Text passage
Student Assessments. Baseline descriptive statistics on the child assessments are shown in Table 4. Overall, the sample is not well balanced across CHALK and usual coaching conditions, with the CHALK group having higher average scores across all assessments. The magnitude of the effect sizes suggests that these differences are practically meaningful. The differences between treatment and control for the letter–word, number sense, and quantitative concepts W scores were statistically significant at the 0.05 level, implying an imbalance between the treatment and control sample beyond what we expect to see due to random chance.
Descriptive statistics on the child outcome assessments and results of the impact analysis are shown in Table 5 (seen at the end of the manuscript). After adjusting for initial assessments scores and other child level covariates, we found no statistically significant difference between the children in CHALK group versus the usual coaching group. The unadjusted mean assessment scores were consistently higher in the CHALK group. The unadjusted mean assessment scores were also higher in the CHALK group at the baseline. The adjusted difference between the CHALK group and the control group was near zero for number sense, quantitative concepts, and picture vocabulary. The adjusted differences for HTKS and the letter-word score show the CHALK group having higher adjusted scores at the posttest, but these differences were not statistically significant.

4. Discussion

Research indicates that attending high-quality Pre-K has far-reaching effects. More immediately, attending Pre-K prepares students for elementary school [45,46,47]. However, the positive outcomes associated with preschool cognitive and behavioral skills extend well into adulthood [48]. With this evidence in mind, it is critical that there are programs in place to support educators to implement high-quality evidence-based instructional practices. The most effective approaches to instructional coaching are those that include regular data collection and goal setting that is informed by data [21]. Our study tested the implementation and effectiveness of an app designed to promote rigorous coaching to improve classroom practices and, ultimately, benefit students.
The best practice in coaching is when coaches perform a needs assessment with a teacher by observing and having a discussion with the teacher about areas in which they feel strongly and where they would like support to strengthen their practice or improve an aspect of their classroom. The objectives the coach and teacher set should also be aligned with the goals for continuous improvement that the teacher has set. With the CHALK tool, we expected that coaches would use the app to collect initial observation data and either narrow the focus of their coaching or ensure that CHALK topics/domains were included in the topics of focus for coaching. The results of our examination of coaching implementation revealed that coaches in both conditions chose to focus their coaching based on content they discussed in their professional learning communities, which laid out the set of core topic areas selected at the program level. While CHALK coaches used more specific coaching strategies that are associated with improved instruction (conducting observations, setting goals with teachers, and modeling lessons), the actual focus of their coaching was not narrowed based on the topics embedded in the app.

Records from a dataset:
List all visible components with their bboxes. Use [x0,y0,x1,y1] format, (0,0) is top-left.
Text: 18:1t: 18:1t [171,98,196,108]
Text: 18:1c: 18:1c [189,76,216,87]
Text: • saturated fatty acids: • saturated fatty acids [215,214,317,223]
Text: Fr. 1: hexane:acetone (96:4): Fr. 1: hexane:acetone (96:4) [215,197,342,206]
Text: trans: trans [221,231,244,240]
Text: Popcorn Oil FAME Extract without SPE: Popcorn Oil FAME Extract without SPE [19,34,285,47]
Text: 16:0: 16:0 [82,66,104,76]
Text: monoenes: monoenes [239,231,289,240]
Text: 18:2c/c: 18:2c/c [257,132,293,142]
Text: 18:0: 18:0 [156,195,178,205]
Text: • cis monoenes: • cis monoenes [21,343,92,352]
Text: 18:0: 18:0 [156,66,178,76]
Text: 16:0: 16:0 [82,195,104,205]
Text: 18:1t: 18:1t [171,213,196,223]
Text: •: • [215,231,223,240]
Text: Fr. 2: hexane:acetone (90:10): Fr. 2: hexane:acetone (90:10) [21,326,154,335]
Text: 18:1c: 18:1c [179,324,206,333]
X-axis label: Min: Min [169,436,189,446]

Brief 1
In the CHALK coaching passage, which baseline W scores showed statistically significant differences between treatment and control at the 0.05 level?
Brief 2
Pick up the CHALK coaching passage after its final sentence and continue it in the same formal register.

Output 1
The letter–word, number sense, and quantitative concepts W scores.

Output 2
CHALK provided a structure that may have encouraged coaches to incorporate more of the specific coaching strategies than coaches in the business-as-usual condition. CHALK guides coaches through a process of structured observations, displays results instantly, and has an embedded debrief conversation planning tool and action plan template, all accessible after an observation is completed. In the coaches’ training to use CHALK, they were encouraged to follow a coaching cycle that uses these functions—observe, examine results, debrief with teachers, set goals, observe again and monitor progress. Thus, the structure of the app may have had an influence on the strategies coaches chose to use in their work with their teachers.
Regardless, in this study, we did not see a statistically meaningful difference between the classroom practices of teachers in the CHALK condition and those of teachers in the control condition. Thus, we cannot conclude that the specific strategies employed by the CHALK coaches led to greater between-group differences. It is possible that more consistent use of the app or the coaching strategies more commonly seen in the CHALK condition would yield changes in teacher practices over time.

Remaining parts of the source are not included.